**TASK OBJECTIVE**: Your task is to copy every line of the entries that contains "ಮತಗಟ".

** START EXCERPTED RECORDS **

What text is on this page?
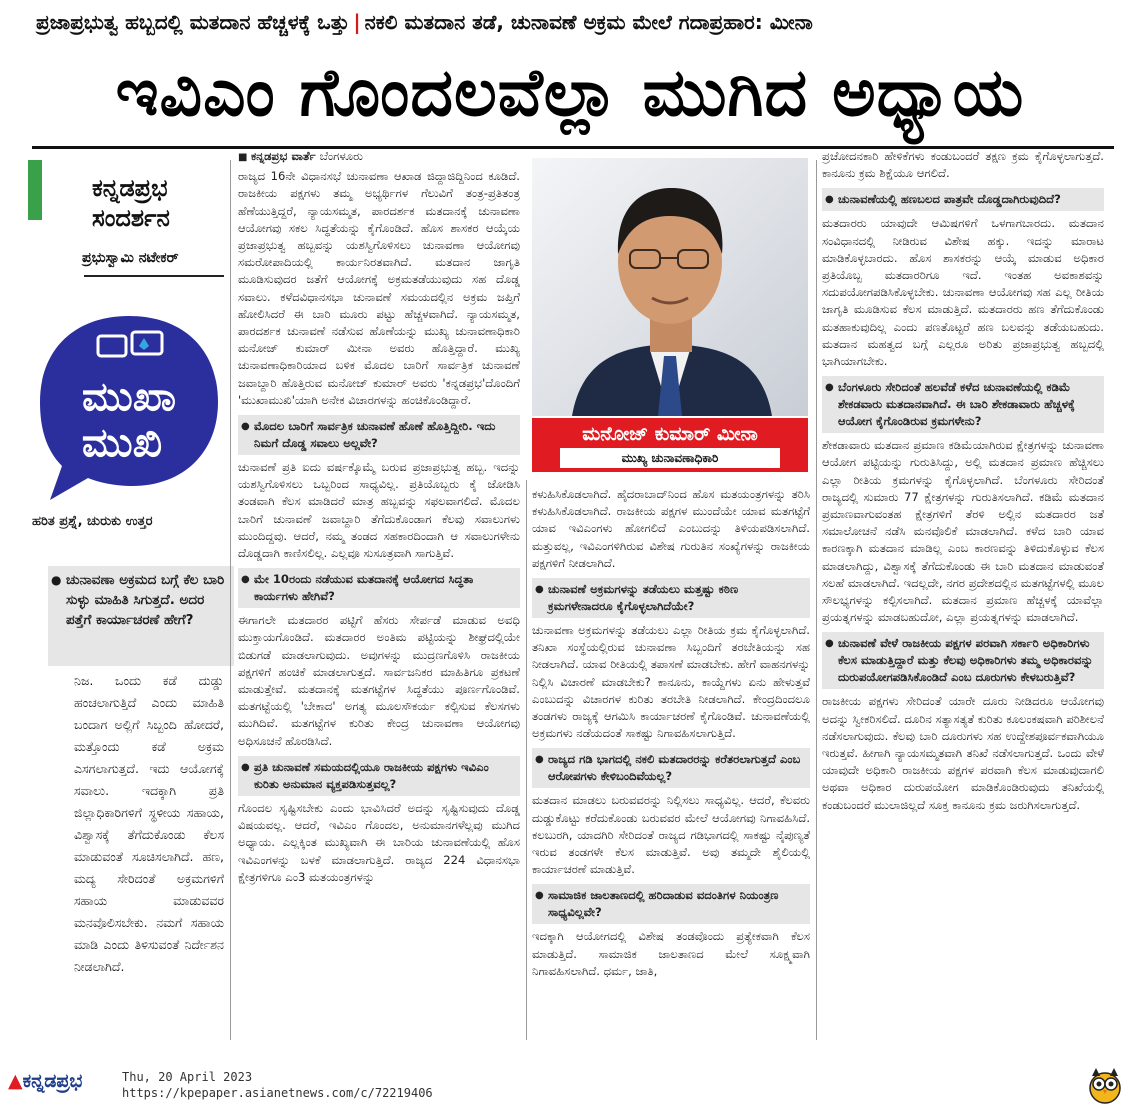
ಪ್ರಜಾಪ್ರಭುತ್ವ ಹಬ್ಬದಲ್ಲಿ ಮತದಾನ ಹೆಚ್ಚಳಕ್ಕೆ ಒತ್ತು | ನಕಲಿ ಮತದಾನ ತಡೆ, ಚುನಾವಣೆ ಅಕ್ರಮ ಮೇಲೆ ಗದಾಪ್ರಹಾರ: ಮೀನಾ
ಇವಿಎಂ ಗೊಂದಲವೆಲ್ಲಾ ಮುಗಿದ ಅಧ್ಯಾಯ
ಕನ್ನಡಪ್ರಭ
ಸಂದರ್ಶನ
ಪ್ರಭುಸ್ವಾಮಿ ನಟೇಕರ್
ಮುಖಾ
ಮುಖಿ
ಹರಿತ ಪ್ರಶ್ನೆ, ಚುರುಕು ಉತ್ತರ
● ಚುನಾವಣಾ ಅಕ್ರಮದ ಬಗ್ಗೆ ಕೆಲ ಬಾರಿ ಸುಳ್ಳು ಮಾಹಿತಿ ಸಿಗುತ್ತದೆ. ಅದರ ಪತ್ತೆಗೆ ಕಾರ್ಯಾಚರಣೆ ಹೇಗೆ?
ನಿಜ. ಒಂದು ಕಡೆ ದುಡ್ಡು ಹಂಚಲಾಗುತ್ತಿದೆ ಎಂದು ಮಾಹಿತಿ ಬಂದಾಗ ಅಲ್ಲಿಗೆ ಸಿಬ್ಬಂದಿ ಹೋದರೆ, ಮತ್ತೊಂದು ಕಡೆ ಅಕ್ರಮ ಎಸಗಲಾಗುತ್ತದೆ. ಇದು ಆಯೋಗಕ್ಕೆ ಸವಾಲು. ಇದಕ್ಕಾಗಿ ಪ್ರತಿ ಜಿಲ್ಲಾಧಿಕಾರಿಗಳಿಗೆ ಸ್ಥಳೀಯ ಸಹಾಯ, ವಿಶ್ವಾಸಕ್ಕೆ ತೆಗೆದುಕೊಂಡು ಕೆಲಸ ಮಾಡುವಂತೆ ಸೂಚಿಸಲಾಗಿದೆ. ಹಣ, ಮದ್ಯ ಸೇರಿದಂತೆ ಅಕ್ರಮಗಳಿಗೆ ಸಹಾಯ ಮಾಡುವವರ ಮನವೊಲಿಸಬೇಕು. ನಮಗೆ ಸಹಾಯ ಮಾಡಿ ಎಂದು ತಿಳಿಸುವಂತೆ ನಿರ್ದೇಶನ ನೀಡಲಾಗಿದೆ.

■ ಕನ್ನಡಪ್ರಭ ವಾರ್ತೆ ಬೆಂಗಳೂರು

ರಾಜ್ಯದ 16ನೇ ವಿಧಾನಸಭೆ ಚುನಾವಣಾ ಆಖಾಡ ಜಿದ್ದಾಜಿದ್ದಿನಿಂದ ಕೂಡಿದೆ. ರಾಜಕೀಯ ಪಕ್ಷಗಳು ತಮ್ಮ ಅಭ್ಯರ್ಥಿಗಳ ಗೆಲುವಿಗೆ ತಂತ್ರ-ಪ್ರತಿತಂತ್ರ ಹೆಣೆಯುತ್ತಿದ್ದರೆ, ನ್ಯಾಯಸಮ್ಮತ, ಪಾರದರ್ಶಕ ಮತದಾನಕ್ಕೆ ಚುನಾವಣಾ ಆಯೋಗವು ಸಕಲ ಸಿದ್ಧತೆಯನ್ನು ಕೈಗೊಂಡಿದೆ. ಹೊಸ ಶಾಸಕರ ಆಯ್ಕೆಯ ಪ್ರಜಾಪ್ರಭುತ್ವ ಹಬ್ಬವನ್ನು ಯಶಸ್ವಿಗೊಳಿಸಲು ಚುನಾವಣಾ ಆಯೋಗವು ಸಮರೋಪಾದಿಯಲ್ಲಿ ಕಾರ್ಯನಿರತವಾಗಿದೆ. ಮತದಾನ ಜಾಗೃತಿ ಮೂಡಿಸುವುದರ ಜತೆಗೆ ಆಯೋಗಕ್ಕೆ ಅಕ್ರಮತಡೆಯುವುದು ಸಹ ದೊಡ್ಡ ಸವಾಲು. ಕಳೆದವಿಧಾನಸಭಾ ಚುನಾವಣೆ ಸಮಯದಲ್ಲಿನ ಅಕ್ರಮ ಜಪ್ತಿಗೆ ಹೋಲಿಸಿದರೆ ಈ ಬಾರಿ ಮೂರು ಪಟ್ಟು ಹೆಚ್ಚಳವಾಗಿದೆ. ನ್ಯಾಯಸಮ್ಮತ, ಪಾರದರ್ಶಕ ಚುನಾವಣೆ ನಡೆಸುವ ಹೊಣೆಯನ್ನು ಮುಖ್ಯ ಚುನಾವಣಾಧಿಕಾರಿ ಮನೋಜ್ ಕುಮಾರ್ ಮೀನಾ ಅವರು ಹೊತ್ತಿದ್ದಾರೆ. ಮುಖ್ಯ ಚುನಾವಣಾಧಿಕಾರಿಯಾದ ಬಳಿಕ ಮೊದಲ ಬಾರಿಗೆ ಸಾರ್ವತ್ರಿಕ ಚುನಾವಣೆ ಜವಾಬ್ದಾರಿ ಹೊತ್ತಿರುವ ಮನೋಜ್ ಕುಮಾರ್ ಅವರು 'ಕನ್ನಡಪ್ರಭ'ದೊಂದಿಗೆ 'ಮುಖಾಮುಖಿ'ಯಾಗಿ ಅನೇಕ ವಿಚಾರಗಳನ್ನು ಹಂಚಿಕೊಂಡಿದ್ದಾರೆ.

● ಮೊದಲ ಬಾರಿಗೆ ಸಾರ್ವತ್ರಿಕ ಚುನಾವಣೆ ಹೊಣೆ ಹೊತ್ತಿದ್ದೀರಿ. ಇದು ನಿಮಗೆ ದೊಡ್ಡ ಸವಾಲು ಅಲ್ಲವೇ?

ಚುನಾವಣೆ ಪ್ರತಿ ಐದು ವರ್ಷಕ್ಕೊಮ್ಮೆ ಬರುವ ಪ್ರಜಾಪ್ರಭುತ್ವ ಹಬ್ಬ. ಇದನ್ನು ಯಶಸ್ವಿಗೊಳಿಸಲು ಒಬ್ಬರಿಂದ ಸಾಧ್ಯವಿಲ್ಲ. ಪ್ರತಿಯೊಬ್ಬರು ಕೈ ಜೋಡಿಸಿ ತಂಡವಾಗಿ ಕೆಲಸ ಮಾಡಿದರೆ ಮಾತ್ರ ಹಬ್ಬವನ್ನು ಸಫಲವಾಗಲಿದೆ. ಮೊದಲ ಬಾರಿಗೆ ಚುನಾವಣೆ ಜವಾಬ್ದಾರಿ ತೆಗೆದುಕೊಂಡಾಗ ಕೆಲವು ಸವಾಲುಗಳು ಮುಂದಿದ್ದವು. ಆದರೆ, ನಮ್ಮ ತಂಡದ ಸಹಕಾರದಿಂದಾಗಿ ಆ ಸವಾಲುಗಳೇನು ದೊಡ್ಡದಾಗಿ ಕಾಣಿಸಲಿಲ್ಲ. ಎಲ್ಲವೂ ಸುಸೂತ್ರವಾಗಿ ಸಾಗುತ್ತಿವೆ.

● ಮೇ 10ರಂದು ನಡೆಯುವ ಮತದಾನಕ್ಕೆ ಆಯೋಗದ ಸಿದ್ಧತಾ ಕಾರ್ಯಗಳು ಹೇಗಿವೆ?

ಈಗಾಗಲೇ ಮತದಾರರ ಪಟ್ಟಿಗೆ ಹೆಸರು ಸೇರ್ಪಡೆ ಮಾಡುವ ಅವಧಿ ಮುಕ್ತಾಯಗೊಂಡಿದೆ. ಮತದಾರರ ಅಂತಿಮ ಪಟ್ಟಿಯನ್ನು ಶೀಘ್ರದಲ್ಲಿಯೇ ಬಿಡುಗಡೆ ಮಾಡಲಾಗುವುದು. ಅವುಗಳನ್ನು ಮುದ್ರಣಗೊಳಿಸಿ ರಾಜಕೀಯ ಪಕ್ಷಗಳಿಗೆ ಹಂಚಿಕೆ ಮಾಡಲಾಗುತ್ತದೆ. ಸಾರ್ವಜನಿಕರ ಮಾಹಿತಿಗೂ ಪ್ರಕಟಣೆ ಮಾಡುತ್ತೇವೆ. ಮತದಾನಕ್ಕೆ ಮತಗಟ್ಟೆಗಳ ಸಿದ್ಧತೆಯು ಪೂರ್ಣಗೊಂಡಿವೆ. ಮತಗಟ್ಟೆಯಲ್ಲಿ 'ಬೇಕಾದ' ಅಗತ್ಯ ಮೂಲಸೌಕರ್ಯ ಕಲ್ಪಿಸುವ ಕೆಲಸಗಳು ಮುಗಿದಿವೆ. ಮತಗಟ್ಟೆಗಳ ಕುರಿತು ಕೇಂದ್ರ ಚುನಾವಣಾ ಆಯೋಗವು ಅಧಿಸೂಚನೆ ಹೊರಡಿಸಿದೆ.

● ಪ್ರತಿ ಚುನಾವಣೆ ಸಮಯದಲ್ಲಿಯೂ ರಾಜಕೀಯ ಪಕ್ಷಗಳು ಇವಿಎಂ ಕುರಿತು ಅನುಮಾನ ವ್ಯಕ್ತಪಡಿಸುತ್ತವಲ್ಲ?

ಗೊಂದಲ ಸೃಷ್ಟಿಸಬೇಕು ಎಂದು ಭಾವಿಸಿದರೆ ಅದನ್ನು ಸೃಷ್ಟಿಸುವುದು ದೊಡ್ಡ ವಿಷಯವಲ್ಲ. ಆದರೆ, ಇವಿಎಂ ಗೊಂದಲ, ಅನುಮಾನಗಳೆಲ್ಲವು ಮುಗಿದ ಅಧ್ಯಾಯ. ಎಲ್ಲಕ್ಕಿಂತ ಮುಖ್ಯವಾಗಿ ಈ ಬಾರಿಯ ಚುನಾವಣೆಯಲ್ಲಿ ಹೊಸ ಇವಿಎಂಗಳನ್ನು ಬಳಕೆ ಮಾಡಲಾಗುತ್ತಿದೆ. ರಾಜ್ಯದ 224 ವಿಧಾನಸಭಾ ಕ್ಷೇತ್ರಗಳಿಗೂ ಎಂ3 ಮತಯಂತ್ರಗಳನ್ನು

ಮನೋಜ್ ಕುಮಾರ್ ಮೀನಾ
ಮುಖ್ಯ ಚುನಾವಣಾಧಿಕಾರಿ

ಕಳುಹಿಸಿಕೊಡಲಾಗಿದೆ. ಹೈದರಾಬಾದ್‌ನಿಂದ ಹೊಸ ಮತಯಂತ್ರಗಳನ್ನು ತರಿಸಿ ಕಳುಹಿಸಿಕೊಡಲಾಗಿದೆ. ರಾಜಕೀಯ ಪಕ್ಷಗಳ ಮುಂದೆಯೇ ಯಾವ ಮತಗಟ್ಟೆಗೆ ಯಾವ ಇವಿಎಂಗಳು ಹೋಗಲಿದೆ ಎಂಬುದನ್ನು ತಿಳಿಯಪಡಿಸಲಾಗಿದೆ. ಮತ್ತುವಲ್ಲ, ಇವಿಎಂಗಳಿಗಿರುವ ವಿಶೇಷ ಗುರುತಿನ ಸಂಖ್ಯೆಗಳನ್ನು ರಾಜಕೀಯ ಪಕ್ಷಗಳಿಗೆ ನೀಡಲಾಗಿದೆ.

● ಚುನಾವಣೆ ಅಕ್ರಮಗಳನ್ನು ತಡೆಯಲು ಮತ್ತಷ್ಟು ಕಠಿಣ ಕ್ರಮಗಳೇನಾದರೂ ಕೈಗೊಳ್ಳಲಾಗಿದೆಯೇ?

ಚುನಾವಣಾ ಅಕ್ರಮಗಳನ್ನು ತಡೆಯಲು ಎಲ್ಲಾ ರೀತಿಯ ಕ್ರಮ ಕೈಗೊಳ್ಳಲಾಗಿದೆ. ತನಿಖಾ ಸಂಸ್ಥೆಯಲ್ಲಿರುವ ಚುನಾವಣಾ ಸಿಬ್ಬಂದಿಗೆ ತರಬೇತಿಯನ್ನು ಸಹ ನೀಡಲಾಗಿದೆ. ಯಾವ ರೀತಿಯಲ್ಲಿ ತಪಾಸಣೆ ಮಾಡಬೇಕು. ಹೇಗೆ ವಾಹನಗಳನ್ನು ನಿಲ್ಲಿಸಿ ವಿಚಾರಣೆ ಮಾಡಬೇಕು? ಕಾನೂನು, ಕಾಯ್ದೆಗಳು ಏನು ಹೇಳುತ್ತವೆ ಎಂಬುದನ್ನು ವಿಚಾರಗಳ ಕುರಿತು ತರಬೇತಿ ನೀಡಲಾಗಿದೆ. ಕೇಂದ್ರದಿಂದಲೂ ತಂಡಗಳು ರಾಜ್ಯಕ್ಕೆ ಆಗಮಿಸಿ ಕಾರ್ಯಾಚರಣೆ ಕೈಗೊಂಡಿವೆ. ಚುನಾವಣೆಯಲ್ಲಿ ಅಕ್ರಮಗಳು ನಡೆಯದಂತೆ ಸಾಕಷ್ಟು ನಿಗಾವಹಿಸಲಾಗುತ್ತಿದೆ.

● ರಾಜ್ಯದ ಗಡಿ ಭಾಗದಲ್ಲಿ ನಕಲಿ ಮತದಾರರನ್ನು ಕರೆತರಲಾಗುತ್ತದೆ ಎಂಬ ಆರೋಪಗಳು ಕೇಳಿಬಂದಿವೆಯಲ್ಲ?

ಮತದಾನ ಮಾಡಲು ಬರುವವರನ್ನು ನಿಲ್ಲಿಸಲು ಸಾಧ್ಯವಿಲ್ಲ. ಆದರೆ, ಕೆಲವರು ದುಡ್ಡುಕೊಟ್ಟು ಕರೆದುಕೊಂಡು ಬರುವವರ ಮೇಲೆ ಆಯೋಗವು ನಿಗಾವಹಿಸಿದೆ. ಕಲಬುರಗಿ, ಯಾದಗಿರಿ ಸೇರಿದಂತೆ ರಾಜ್ಯದ ಗಡಿಭಾಗದಲ್ಲಿ ಸಾಕಷ್ಟು ನೈಪುಣ್ಯತೆ ಇರುವ ತಂಡಗಳೇ ಕೆಲಸ ಮಾಡುತ್ತಿವೆ. ಅವು ತಮ್ಮದೇ ಶೈಲಿಯಲ್ಲಿ ಕಾರ್ಯಾಚರಣೆ ಮಾಡುತ್ತಿವೆ.

● ಸಾಮಾಜಿಕ ಜಾಲತಾಣದಲ್ಲಿ ಹರಿದಾಡುವ ವದಂತಿಗಳ ನಿಯಂತ್ರಣ ಸಾಧ್ಯವಿಲ್ಲವೇ?

ಇದಕ್ಕಾಗಿ ಆಯೋಗದಲ್ಲಿ ವಿಶೇಷ ತಂಡವೊಂದು ಪ್ರತ್ಯೇಕವಾಗಿ ಕೆಲಸ ಮಾಡುತ್ತಿದೆ. ಸಾಮಾಜಿಕ ಜಾಲತಾಣದ ಮೇಲೆ ಸೂಕ್ಷ್ಮವಾಗಿ ನಿಗಾವಹಿಸಲಾಗಿದೆ. ಧರ್ಮ, ಜಾತಿ,

ಪ್ರಚೋದನಕಾರಿ ಹೇಳಿಕೆಗಳು ಕಂಡುಬಂದರೆ ತಕ್ಷಣ ಕ್ರಮ ಕೈಗೊಳ್ಳಲಾಗುತ್ತದೆ. ಕಾನೂನು ಕ್ರಮ ಶಿಕ್ಷೆಯೂ ಆಗಲಿದೆ.

● ಚುನಾವಣೆಯಲ್ಲಿ ಹಣಬಲದ ಪಾತ್ರವೇ ದೊಡ್ಡದಾಗಿರುವುದಿದೆ?

ಮತದಾರರು ಯಾವುದೇ ಆಮಿಷಗಳಿಗೆ ಒಳಗಾಗಬಾರದು. ಮತದಾನ ಸಂವಿಧಾನದಲ್ಲಿ ನೀಡಿರುವ ವಿಶೇಷ ಹಕ್ಕು. ಇದನ್ನು ಮಾರಾಟ ಮಾಡಿಕೊಳ್ಳಬಾರದು. ಹೊಸ ಶಾಸಕರನ್ನು ಆಯ್ಕೆ ಮಾಡುವ ಅಧಿಕಾರ ಪ್ರತಿಯೊಬ್ಬ ಮತದಾರರಿಗೂ ಇದೆ. ಇಂತಹ ಅವಕಾಶವನ್ನು ಸದುಪಯೋಗಪಡಿಸಿಕೊಳ್ಳಬೇಕು. ಚುನಾವಣಾ ಆಯೋಗವು ಸಹ ಎಲ್ಲ ರೀತಿಯ ಜಾಗೃತಿ ಮೂಡಿಸುವ ಕೆಲಸ ಮಾಡುತ್ತಿದೆ. ಮತದಾರರು ಹಣ ತೆಗೆದುಕೊಂಡು ಮತಹಾಕುವುದಿಲ್ಲ ಎಂದು ಪಣತೊಟ್ಟರೆ ಹಣ ಬಲವನ್ನು ತಡೆಯಬಹುದು. ಮತದಾನ ಮಹತ್ವದ ಬಗ್ಗೆ ಎಲ್ಲರೂ ಅರಿತು ಪ್ರಜಾಪ್ರಭುತ್ವ ಹಬ್ಬದಲ್ಲಿ ಭಾಗಿಯಾಗಬೇಕು.

● ಬೆಂಗಳೂರು ಸೇರಿದಂತೆ ಹಲವೆಡೆ ಕಳೆದ ಚುನಾವಣೆಯಲ್ಲಿ ಕಡಿಮೆ ಶೇಕಡವಾರು ಮತದಾನವಾಗಿದೆ. ಈ ಬಾರಿ ಶೇಕಡಾವಾರು ಹೆಚ್ಚಳಕ್ಕೆ ಆಯೋಗ ಕೈಗೊಂಡಿರುವ ಕ್ರಮಗಳೇನು?

ಶೇಕಡಾವಾರು ಮತದಾನ ಪ್ರಮಾಣ ಕಡಿಮೆಯಾಗಿರುವ ಕ್ಷೇತ್ರಗಳನ್ನು ಚುನಾವಣಾ ಆಯೋಗ ಪಟ್ಟಿಯನ್ನು ಗುರುತಿಸಿದ್ದು, ಅಲ್ಲಿ ಮತದಾನ ಪ್ರಮಾಣ ಹೆಚ್ಚಿಸಲು ಎಲ್ಲಾ ರೀತಿಯ ಕ್ರಮಗಳನ್ನು ಕೈಗೊಳ್ಳಲಾಗಿದೆ. ಬೆಂಗಳೂರು ಸೇರಿದಂತೆ ರಾಜ್ಯದಲ್ಲಿ ಸುಮಾರು 77 ಕ್ಷೇತ್ರಗಳನ್ನು ಗುರುತಿಸಲಾಗಿದೆ. ಕಡಿಮೆ ಮತದಾನ ಪ್ರಮಾಣವಾಗುವಂತಹ ಕ್ಷೇತ್ರಗಳಿಗೆ ತೆರಳಿ ಅಲ್ಲಿನ ಮತದಾರರ ಜತೆ ಸಮಾಲೋಚನೆ ನಡೆಸಿ ಮನವೊಲಿಕೆ ಮಾಡಲಾಗಿದೆ. ಕಳೆದ ಬಾರಿ ಯಾವ ಕಾರಣಕ್ಕಾಗಿ ಮತದಾನ ಮಾಡಿಲ್ಲ ಎಂಬ ಕಾರಣವನ್ನು ತಿಳಿದುಕೊಳ್ಳುವ ಕೆಲಸ ಮಾಡಲಾಗಿದ್ದು, ವಿಶ್ವಾಸಕ್ಕೆ ತೆಗೆದುಕೊಂಡು ಈ ಬಾರಿ ಮತದಾನ ಮಾಡುವಂತೆ ಸಲಹೆ ಮಾಡಲಾಗಿದೆ. ಇದಲ್ಲದೇ, ನಗರ ಪ್ರದೇಶದಲ್ಲಿನ ಮತಗಟ್ಟೆಗಳಲ್ಲಿ ಮೂಲ ಸೌಲಭ್ಯಗಳನ್ನು ಕಲ್ಪಿಸಲಾಗಿದೆ. ಮತದಾನ ಪ್ರಮಾಣ ಹೆಚ್ಚಳಕ್ಕೆ ಯಾವೆಲ್ಲಾ ಪ್ರಯತ್ನಗಳನ್ನು ಮಾಡಬಹುದೋ, ಎಲ್ಲಾ ಪ್ರಯತ್ನಗಳನ್ನು ಮಾಡಲಾಗಿದೆ.

● ಚುನಾವಣೆ ವೇಳೆ ರಾಜಕೀಯ ಪಕ್ಷಗಳ ಪರವಾಗಿ ಸರ್ಕಾರಿ ಅಧಿಕಾರಿಗಳು ಕೆಲಸ ಮಾಡುತ್ತಿದ್ದಾರೆ ಮತ್ತು ಕೆಲವು ಅಧಿಕಾರಿಗಳು ತಮ್ಮ ಅಧಿಕಾರವನ್ನು ದುರುಪಯೋಗಪಡಿಸಿಕೊಂಡಿದೆ ಎಂಬ ದೂರುಗಳು ಕೇಳಬರುತ್ತಿವೆ?

ರಾಜಕೀಯ ಪಕ್ಷಗಳು ಸೇರಿದಂತೆ ಯಾರೇ ದೂರು ನೀಡಿದರೂ ಆಯೋಗವು ಅದನ್ನು ಸ್ವೀಕರಿಸಲಿದೆ. ದೂರಿನ ಸತ್ಯಾಸತ್ಯತೆ ಕುರಿತು ಕೂಲಂಕಷವಾಗಿ ಪರಿಶೀಲನೆ ನಡೆಸಲಾಗುವುದು. ಕೆಲವು ಬಾರಿ ದೂರುಗಳು ಸಹ ಉದ್ದೇಶಪೂರ್ವಕವಾಗಿಯೂ ಇರುತ್ತವೆ. ಹೀಗಾಗಿ ನ್ಯಾಯಸಮ್ಮತವಾಗಿ ತನಿಖೆ ನಡೆಸಲಾಗುತ್ತದೆ. ಒಂದು ವೇಳೆ ಯಾವುದೇ ಅಧಿಕಾರಿ ರಾಜಕೀಯ ಪಕ್ಷಗಳ ಪರವಾಗಿ ಕೆಲಸ ಮಾಡುವುದಾಗಲಿ ಅಥವಾ ಅಧಿಕಾರ ದುರುಪಯೋಗ ಮಾಡಿಕೊಂಡಿರುವುದು ತನಿಖೆಯಲ್ಲಿ ಕಂಡುಬಂದರೆ ಮುಲಾಜಿಲ್ಲದೆ ಸೂಕ್ತ ಕಾನೂನು ಕ್ರಮ ಜರುಗಿಸಲಾಗುತ್ತದೆ.

▲ಕನ್ನಡಪ್ರಭ	Thu, 20 April 2023
https://kpepaper.asianetnews.com/c/72219406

** END EXCERPTED RECORDS **

**RIGHT ANSWER**:
ಈಗಾಗಲೇ ಮತದಾರರ ಪಟ್ಟಿಗೆ ಹೆಸರು ಸೇರ್ಪಡೆ ಮಾಡುವ ಅವಧಿ ಮುಕ್ತಾಯಗೊಂಡಿದೆ. ಮತದಾರರ ಅಂತಿಮ ಪಟ್ಟಿಯನ್ನು ಶೀಘ್ರದಲ್ಲಿಯೇ ಬಿಡುಗಡೆ ಮಾಡಲಾಗುವುದು. ಅವುಗಳನ್ನು ಮುದ್ರಣಗೊಳಿಸಿ ರಾಜಕೀಯ ಪಕ್ಷಗಳಿಗೆ ಹಂಚಿಕೆ ಮಾಡಲಾಗುತ್ತದೆ. ಸಾರ್ವಜನಿಕರ ಮಾಹಿತಿಗೂ ಪ್ರಕಟಣೆ ಮಾಡುತ್ತೇವೆ. ಮತದಾನಕ್ಕೆ ಮತಗಟ್ಟೆಗಳ ಸಿದ್ಧತೆಯು ಪೂರ್ಣಗೊಂಡಿವೆ. ಮತಗಟ್ಟೆಯಲ್ಲಿ 'ಬೇಕಾದ' ಅಗತ್ಯ ಮೂಲಸೌಕರ್ಯ ಕಲ್ಪಿಸುವ ಕೆಲಸಗಳು ಮುಗಿದಿವೆ. ಮತಗಟ್ಟೆಗಳ ಕುರಿತು ಕೇಂದ್ರ ಚುನಾವಣಾ ಆಯೋಗವು ಅಧಿಸೂಚನೆ ಹೊರಡಿಸಿದೆ.
ಕಳುಹಿಸಿಕೊಡಲಾಗಿದೆ. ಹೈದರಾಬಾದ್‌ನಿಂದ ಹೊಸ ಮತಯಂತ್ರಗಳನ್ನು ತರಿಸಿ ಕಳುಹಿಸಿಕೊಡಲಾಗಿದೆ. ರಾಜಕೀಯ ಪಕ್ಷಗಳ ಮುಂದೆಯೇ ಯಾವ ಮತಗಟ್ಟೆಗೆ ಯಾವ ಇವಿಎಂಗಳು ಹೋಗಲಿದೆ ಎಂಬುದನ್ನು ತಿಳಿಯಪಡಿಸಲಾಗಿದೆ. ಮತ್ತುವಲ್ಲ, ಇವಿಎಂಗಳಿಗಿರುವ ವಿಶೇಷ ಗುರುತಿನ ಸಂಖ್ಯೆಗಳನ್ನು ರಾಜಕೀಯ ಪಕ್ಷಗಳಿಗೆ ನೀಡಲಾಗಿದೆ.
ಶೇಕಡಾವಾರು ಮತದಾನ ಪ್ರಮಾಣ ಕಡಿಮೆಯಾಗಿರುವ ಕ್ಷೇತ್ರಗಳನ್ನು ಚುನಾವಣಾ ಆಯೋಗ ಪಟ್ಟಿಯನ್ನು ಗುರುತಿಸಿದ್ದು, ಅಲ್ಲಿ ಮತದಾನ ಪ್ರಮಾಣ ಹೆಚ್ಚಿಸಲು ಎಲ್ಲಾ ರೀತಿಯ ಕ್ರಮಗಳನ್ನು ಕೈಗೊಳ್ಳಲಾಗಿದೆ. ಬೆಂಗಳೂರು ಸೇರಿದಂತೆ ರಾಜ್ಯದಲ್ಲಿ ಸುಮಾರು 77 ಕ್ಷೇತ್ರಗಳನ್ನು ಗುರುತಿಸಲಾಗಿದೆ. ಕಡಿಮೆ ಮತದಾನ ಪ್ರಮಾಣವಾಗುವಂತಹ ಕ್ಷೇತ್ರಗಳಿಗೆ ತೆರಳಿ ಅಲ್ಲಿನ ಮತದಾರರ ಜತೆ ಸಮಾಲೋಚನೆ ನಡೆಸಿ ಮನವೊಲಿಕೆ ಮಾಡಲಾಗಿದೆ. ಕಳೆದ ಬಾರಿ ಯಾವ ಕಾರಣಕ್ಕಾಗಿ ಮತದಾನ ಮಾಡಿಲ್ಲ ಎಂಬ ಕಾರಣವನ್ನು ತಿಳಿದುಕೊಳ್ಳುವ ಕೆಲಸ ಮಾಡಲಾಗಿದ್ದು, ವಿಶ್ವಾಸಕ್ಕೆ ತೆಗೆದುಕೊಂಡು ಈ ಬಾರಿ ಮತದಾನ ಮಾಡುವಂತೆ ಸಲಹೆ ಮಾಡಲಾಗಿದೆ. ಇದಲ್ಲದೇ, ನಗರ ಪ್ರದೇಶದಲ್ಲಿನ ಮತಗಟ್ಟೆಗಳಲ್ಲಿ ಮೂಲ ಸೌಲಭ್ಯಗಳನ್ನು ಕಲ್ಪಿಸಲಾಗಿದೆ. ಮತದಾನ ಪ್ರಮಾಣ ಹೆಚ್ಚಳಕ್ಕೆ ಯಾವೆಲ್ಲಾ ಪ್ರಯತ್ನಗಳನ್ನು ಮಾಡಬಹುದೋ, ಎಲ್ಲಾ ಪ್ರಯತ್ನಗಳನ್ನು ಮಾಡಲಾಗಿದೆ.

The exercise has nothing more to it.